#### SET TASK:
Copy each line that contains the word "color".

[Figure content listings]
::::

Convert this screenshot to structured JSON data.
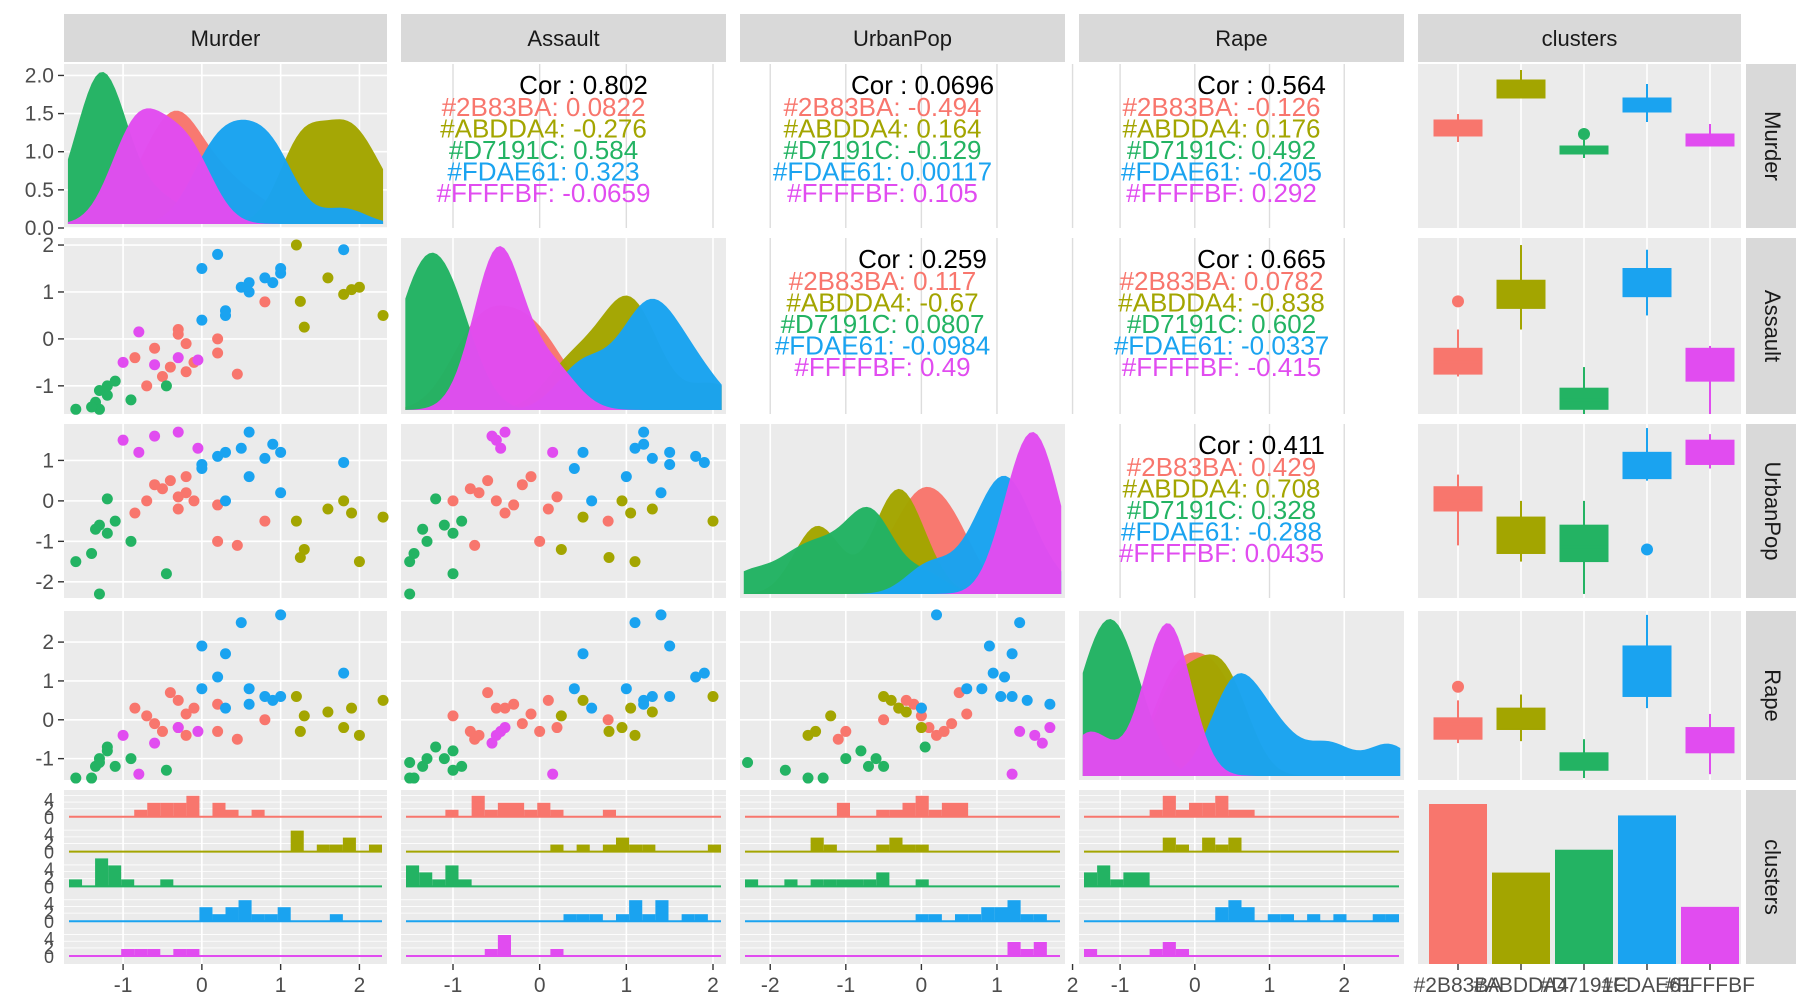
{
  "chart_data": {
    "type": "scatter",
    "kind": "pairs-plot",
    "title": "",
    "variables": [
      "Murder",
      "Assault",
      "UrbanPop",
      "Rape"
    ],
    "facet_labels": [
      "Murder",
      "Assault",
      "UrbanPop",
      "Rape",
      "clusters"
    ],
    "clusters": [
      {
        "id": "#2B83BA",
        "color": "#F8766D"
      },
      {
        "id": "#ABDDA4",
        "color": "#A3A500"
      },
      {
        "id": "#D7191C",
        "color": "#23B363"
      },
      {
        "id": "#FDAE61",
        "color": "#1AA3F0"
      },
      {
        "id": "#FFFFBF",
        "color": "#E14CF0"
      }
    ],
    "axis_ranges": {
      "Murder": [
        -1.75,
        2.35
      ],
      "Assault": [
        -1.6,
        2.15
      ],
      "UrbanPop": [
        -2.4,
        1.9
      ],
      "Rape": [
        -1.55,
        2.8
      ]
    },
    "x_ticks": {
      "Murder": [
        "-1",
        "0",
        "1",
        "2"
      ],
      "Assault": [
        "-1",
        "0",
        "1",
        "2"
      ],
      "UrbanPop": [
        "-2",
        "-1",
        "0",
        "1",
        "2"
      ],
      "Rape": [
        "-1",
        "0",
        "1",
        "2"
      ]
    },
    "y_ticks": {
      "Murder_density": [
        "0.0",
        "0.5",
        "1.0",
        "1.5",
        "2.0"
      ],
      "Assault": [
        "-1",
        "0",
        "1",
        "2"
      ],
      "UrbanPop": [
        "-2",
        "-1",
        "0",
        "1"
      ],
      "Rape": [
        "-1",
        "0",
        "1",
        "2"
      ],
      "clusters_hist": [
        "0",
        "2",
        "4"
      ]
    },
    "correlations": [
      {
        "pair": [
          "Murder",
          "Assault"
        ],
        "overall": "Cor : 0.802",
        "lines": [
          "#2B83BA: 0.0822",
          "#ABDDA4: -0.276",
          "#D7191C: 0.584",
          "#FDAE61: 0.323",
          "#FFFFBF: -0.0659"
        ]
      },
      {
        "pair": [
          "Murder",
          "UrbanPop"
        ],
        "overall": "Cor : 0.0696",
        "lines": [
          "#2B83BA: -0.494",
          "#ABDDA4: 0.164",
          "#D7191C: -0.129",
          "#FDAE61: 0.00117",
          "#FFFFBF: 0.105"
        ]
      },
      {
        "pair": [
          "Murder",
          "Rape"
        ],
        "overall": "Cor : 0.564",
        "lines": [
          "#2B83BA: -0.126",
          "#ABDDA4: 0.176",
          "#D7191C: 0.492",
          "#FDAE61: -0.205",
          "#FFFFBF: 0.292"
        ]
      },
      {
        "pair": [
          "Assault",
          "UrbanPop"
        ],
        "overall": "Cor : 0.259",
        "lines": [
          "#2B83BA: 0.117",
          "#ABDDA4: -0.67",
          "#D7191C: 0.0807",
          "#FDAE61: -0.0984",
          "#FFFFBF: 0.49"
        ]
      },
      {
        "pair": [
          "Assault",
          "Rape"
        ],
        "overall": "Cor : 0.665",
        "lines": [
          "#2B83BA: 0.0782",
          "#ABDDA4: -0.838",
          "#D7191C: 0.602",
          "#FDAE61: -0.0337",
          "#FFFFBF: -0.415"
        ]
      },
      {
        "pair": [
          "UrbanPop",
          "Rape"
        ],
        "overall": "Cor : 0.411",
        "lines": [
          "#2B83BA: 0.429",
          "#ABDDA4: 0.708",
          "#D7191C: 0.328",
          "#FDAE61: -0.288",
          "#FFFFBF: 0.0435"
        ]
      }
    ],
    "points": [
      {
        "cluster": 0,
        "Murder": 0.8,
        "Assault": 0.79,
        "UrbanPop": -0.5,
        "Rape": -0.0
      },
      {
        "cluster": 0,
        "Murder": -0.3,
        "Assault": 0.2,
        "UrbanPop": 0.1,
        "Rape": -0.2
      },
      {
        "cluster": 0,
        "Murder": -0.2,
        "Assault": -0.1,
        "UrbanPop": 0.6,
        "Rape": 0.15
      },
      {
        "cluster": 0,
        "Murder": -0.1,
        "Assault": -0.5,
        "UrbanPop": 0.0,
        "Rape": 0.3
      },
      {
        "cluster": 0,
        "Murder": 0.2,
        "Assault": -0.3,
        "UrbanPop": -0.1,
        "Rape": 0.4
      },
      {
        "cluster": 0,
        "Murder": -0.5,
        "Assault": -0.8,
        "UrbanPop": 0.3,
        "Rape": -0.3
      },
      {
        "cluster": 0,
        "Murder": 0.45,
        "Assault": -0.75,
        "UrbanPop": -1.1,
        "Rape": -0.5
      },
      {
        "cluster": 0,
        "Murder": -0.85,
        "Assault": -0.4,
        "UrbanPop": -0.3,
        "Rape": 0.3
      },
      {
        "cluster": 0,
        "Murder": -0.6,
        "Assault": -0.2,
        "UrbanPop": 0.4,
        "Rape": -0.1
      },
      {
        "cluster": 0,
        "Murder": -0.4,
        "Assault": -0.6,
        "UrbanPop": 0.5,
        "Rape": 0.7
      },
      {
        "cluster": 0,
        "Murder": 0.2,
        "Assault": 0.0,
        "UrbanPop": -1.0,
        "Rape": -0.3
      },
      {
        "cluster": 0,
        "Murder": -0.3,
        "Assault": 0.1,
        "UrbanPop": -0.2,
        "Rape": 0.5
      },
      {
        "cluster": 0,
        "Murder": -0.7,
        "Assault": -1.0,
        "UrbanPop": 0.0,
        "Rape": 0.1
      },
      {
        "cluster": 0,
        "Murder": -0.2,
        "Assault": -0.7,
        "UrbanPop": 0.2,
        "Rape": -0.4
      },
      {
        "cluster": 1,
        "Murder": 1.2,
        "Assault": 2.0,
        "UrbanPop": -0.5,
        "Rape": 0.6
      },
      {
        "cluster": 1,
        "Murder": 2.3,
        "Assault": 0.5,
        "UrbanPop": -0.4,
        "Rape": 0.5
      },
      {
        "cluster": 1,
        "Murder": 2.0,
        "Assault": 1.1,
        "UrbanPop": -1.5,
        "Rape": -0.4
      },
      {
        "cluster": 1,
        "Murder": 1.25,
        "Assault": 0.8,
        "UrbanPop": -1.4,
        "Rape": -0.3
      },
      {
        "cluster": 1,
        "Murder": 1.6,
        "Assault": 1.3,
        "UrbanPop": -0.2,
        "Rape": 0.2
      },
      {
        "cluster": 1,
        "Murder": 1.3,
        "Assault": 0.25,
        "UrbanPop": -1.2,
        "Rape": 0.1
      },
      {
        "cluster": 1,
        "Murder": 1.8,
        "Assault": 0.95,
        "UrbanPop": 0.0,
        "Rape": -0.2
      },
      {
        "cluster": 1,
        "Murder": 1.9,
        "Assault": 1.05,
        "UrbanPop": -0.3,
        "Rape": 0.3
      },
      {
        "cluster": 2,
        "Murder": -1.6,
        "Assault": -1.5,
        "UrbanPop": -1.5,
        "Rape": -1.5
      },
      {
        "cluster": 2,
        "Murder": -1.35,
        "Assault": -1.35,
        "UrbanPop": -0.7,
        "Rape": -1.2
      },
      {
        "cluster": 2,
        "Murder": -1.2,
        "Assault": -1.2,
        "UrbanPop": 0.05,
        "Rape": -0.7
      },
      {
        "cluster": 2,
        "Murder": -0.45,
        "Assault": -1.0,
        "UrbanPop": -1.8,
        "Rape": -1.3
      },
      {
        "cluster": 2,
        "Murder": -1.3,
        "Assault": -1.5,
        "UrbanPop": -2.3,
        "Rape": -1.1
      },
      {
        "cluster": 2,
        "Murder": -1.3,
        "Assault": -1.1,
        "UrbanPop": -0.6,
        "Rape": -1.0
      },
      {
        "cluster": 2,
        "Murder": -1.2,
        "Assault": -1.0,
        "UrbanPop": -0.8,
        "Rape": -0.8
      },
      {
        "cluster": 2,
        "Murder": -0.9,
        "Assault": -1.3,
        "UrbanPop": -1.0,
        "Rape": -1.0
      },
      {
        "cluster": 2,
        "Murder": -1.4,
        "Assault": -1.45,
        "UrbanPop": -1.3,
        "Rape": -1.5
      },
      {
        "cluster": 2,
        "Murder": -1.1,
        "Assault": -0.9,
        "UrbanPop": -0.5,
        "Rape": -1.2
      },
      {
        "cluster": 3,
        "Murder": 0.0,
        "Assault": 1.5,
        "UrbanPop": 0.9,
        "Rape": 1.9
      },
      {
        "cluster": 3,
        "Murder": 0.5,
        "Assault": 1.1,
        "UrbanPop": 1.3,
        "Rape": 2.5
      },
      {
        "cluster": 3,
        "Murder": 1.0,
        "Assault": 1.4,
        "UrbanPop": 0.2,
        "Rape": 2.7
      },
      {
        "cluster": 3,
        "Murder": 0.2,
        "Assault": 1.8,
        "UrbanPop": 1.1,
        "Rape": 1.1
      },
      {
        "cluster": 3,
        "Murder": 1.8,
        "Assault": 1.9,
        "UrbanPop": 0.95,
        "Rape": 1.2
      },
      {
        "cluster": 3,
        "Murder": 0.8,
        "Assault": 1.3,
        "UrbanPop": 1.05,
        "Rape": 0.6
      },
      {
        "cluster": 3,
        "Murder": 0.6,
        "Assault": 1.0,
        "UrbanPop": 0.6,
        "Rape": 0.8
      },
      {
        "cluster": 3,
        "Murder": 0.9,
        "Assault": 1.2,
        "UrbanPop": 1.4,
        "Rape": 0.5
      },
      {
        "cluster": 3,
        "Murder": 0.3,
        "Assault": 0.5,
        "UrbanPop": 1.2,
        "Rape": 1.7
      },
      {
        "cluster": 3,
        "Murder": 0.0,
        "Assault": 0.4,
        "UrbanPop": 0.8,
        "Rape": 0.8
      },
      {
        "cluster": 3,
        "Murder": 0.3,
        "Assault": 0.6,
        "UrbanPop": 0.0,
        "Rape": 0.3
      },
      {
        "cluster": 3,
        "Murder": 0.6,
        "Assault": 1.2,
        "UrbanPop": 1.7,
        "Rape": 0.4
      },
      {
        "cluster": 3,
        "Murder": 1.0,
        "Assault": 1.5,
        "UrbanPop": 1.2,
        "Rape": 0.6
      },
      {
        "cluster": 4,
        "Murder": -1.0,
        "Assault": -0.5,
        "UrbanPop": 1.5,
        "Rape": -0.4
      },
      {
        "cluster": 4,
        "Murder": -0.6,
        "Assault": -0.55,
        "UrbanPop": 1.6,
        "Rape": -0.6
      },
      {
        "cluster": 4,
        "Murder": -0.3,
        "Assault": -0.4,
        "UrbanPop": 1.7,
        "Rape": -0.2
      },
      {
        "cluster": 4,
        "Murder": -0.05,
        "Assault": -0.45,
        "UrbanPop": 1.3,
        "Rape": -0.3
      },
      {
        "cluster": 4,
        "Murder": -0.8,
        "Assault": 0.15,
        "UrbanPop": 1.2,
        "Rape": -1.4
      }
    ],
    "cluster_counts": [
      14,
      8,
      10,
      13,
      5
    ],
    "box_stats": {
      "Murder": [
        {
          "lo": 0.4,
          "q1": 0.55,
          "med": 0.8,
          "q3": 0.95,
          "hi": 1.1,
          "out": []
        },
        {
          "lo": 1.5,
          "q1": 1.5,
          "med": 1.8,
          "q3": 1.95,
          "hi": 2.2,
          "out": []
        },
        {
          "lo": 0.0,
          "q1": 0.1,
          "med": 0.2,
          "q3": 0.3,
          "hi": 0.45,
          "out": [
            0.6
          ]
        },
        {
          "lo": 0.9,
          "q1": 1.15,
          "med": 1.3,
          "q3": 1.5,
          "hi": 1.85,
          "out": []
        },
        {
          "lo": 0.3,
          "q1": 0.3,
          "med": 0.45,
          "q3": 0.6,
          "hi": 0.85,
          "out": []
        }
      ],
      "Assault": [
        {
          "lo": -0.8,
          "q1": -0.75,
          "med": -0.5,
          "q3": -0.2,
          "hi": 0.2,
          "out": [
            0.8
          ]
        },
        {
          "lo": 0.2,
          "q1": 0.65,
          "med": 0.95,
          "q3": 1.25,
          "hi": 2.0,
          "out": []
        },
        {
          "lo": -1.6,
          "q1": -1.5,
          "med": -1.3,
          "q3": -1.05,
          "hi": -0.6,
          "out": []
        },
        {
          "lo": 0.5,
          "q1": 0.9,
          "med": 1.15,
          "q3": 1.5,
          "hi": 1.9,
          "out": []
        },
        {
          "lo": -1.6,
          "q1": -0.9,
          "med": -0.5,
          "q3": -0.2,
          "hi": -0.15,
          "out": []
        }
      ],
      "UrbanPop": [
        {
          "lo": -1.1,
          "q1": -0.25,
          "med": 0.0,
          "q3": 0.35,
          "hi": 0.65,
          "out": []
        },
        {
          "lo": -1.5,
          "q1": -1.3,
          "med": -0.8,
          "q3": -0.4,
          "hi": 0.0,
          "out": []
        },
        {
          "lo": -2.3,
          "q1": -1.5,
          "med": -1.15,
          "q3": -0.6,
          "hi": 0.0,
          "out": []
        },
        {
          "lo": 0.5,
          "q1": 0.55,
          "med": 0.95,
          "q3": 1.2,
          "hi": 1.8,
          "out": [
            -1.2
          ]
        },
        {
          "lo": 0.8,
          "q1": 0.9,
          "med": 1.35,
          "q3": 1.5,
          "hi": 1.65,
          "out": []
        }
      ],
      "Rape": [
        {
          "lo": -0.6,
          "q1": -0.5,
          "med": -0.1,
          "q3": 0.05,
          "hi": 0.5,
          "out": [
            0.85
          ]
        },
        {
          "lo": -0.55,
          "q1": -0.25,
          "med": 0.0,
          "q3": 0.3,
          "hi": 0.65,
          "out": []
        },
        {
          "lo": -1.5,
          "q1": -1.3,
          "med": -1.1,
          "q3": -0.85,
          "hi": -0.5,
          "out": []
        },
        {
          "lo": 0.3,
          "q1": 0.6,
          "med": 1.1,
          "q3": 1.9,
          "hi": 2.7,
          "out": []
        },
        {
          "lo": -1.4,
          "q1": -0.85,
          "med": -0.55,
          "q3": -0.2,
          "hi": 0.15,
          "out": []
        }
      ]
    },
    "grid": true,
    "legend": "none"
  }
}
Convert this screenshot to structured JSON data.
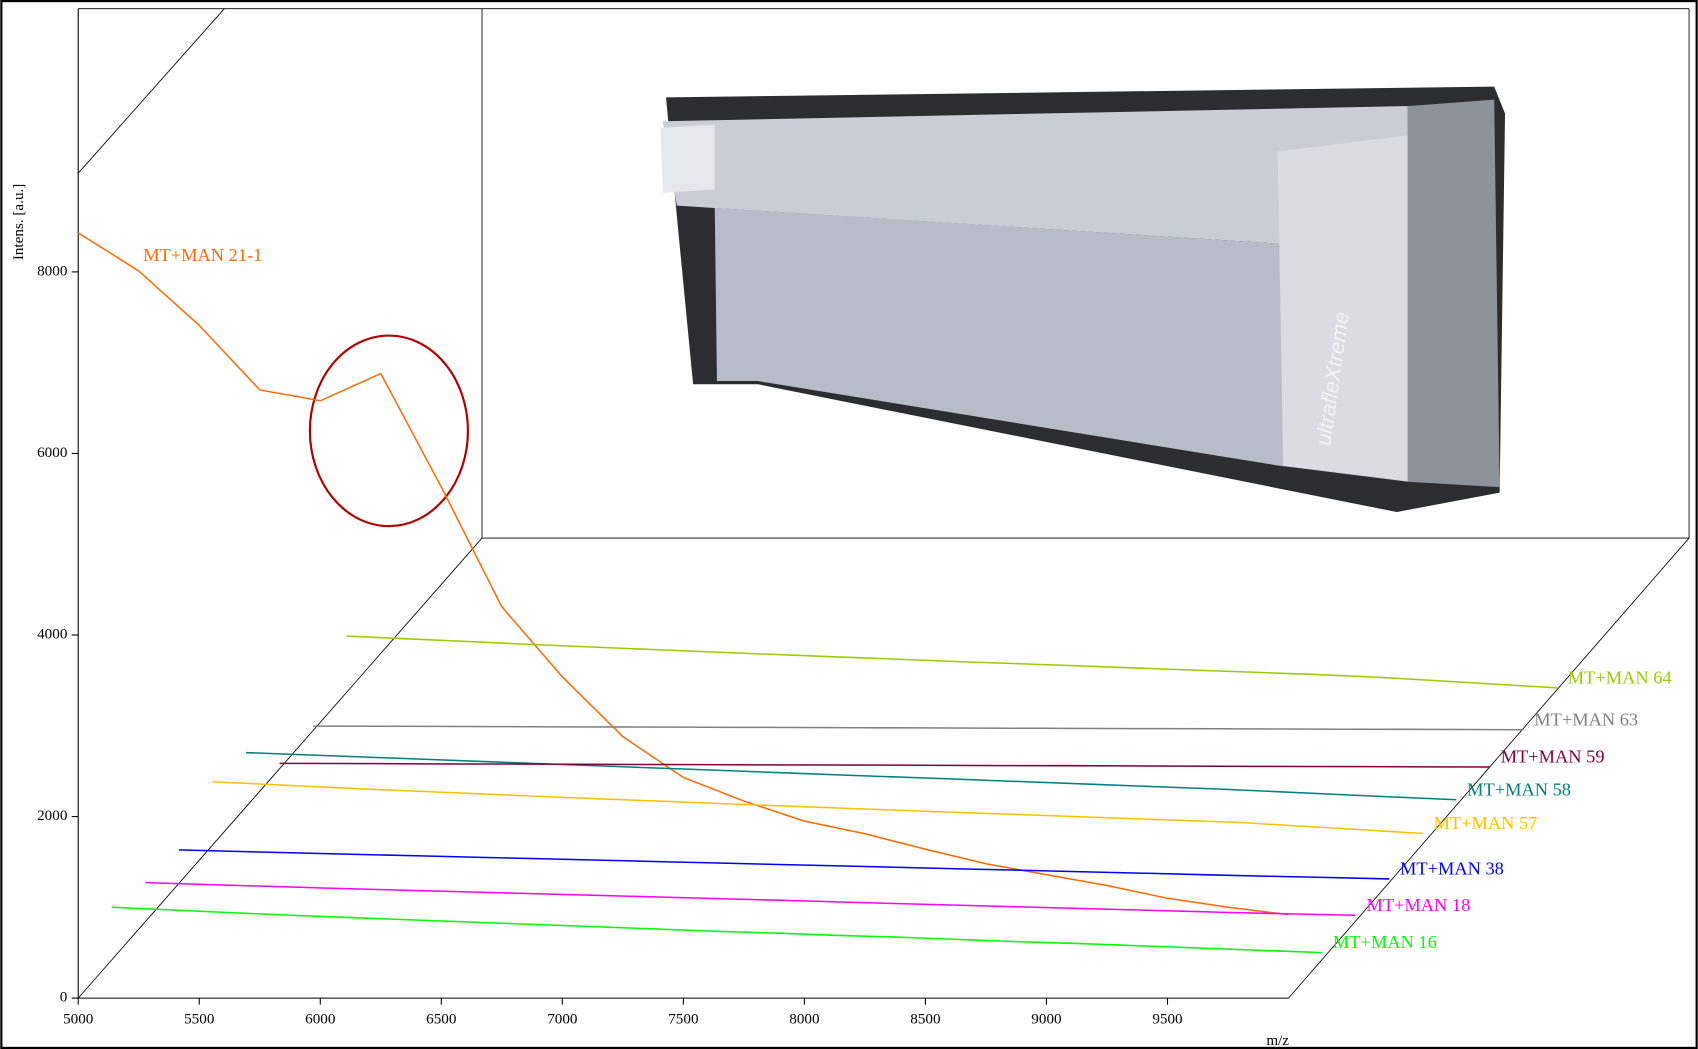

::::

#### WORKED ANSWER:
        "color": "#F8766D"
        "color": "#A3A500"
        "color": "#23B363"
        "color": "#1AA3F0"
        "color": "#E14CF0"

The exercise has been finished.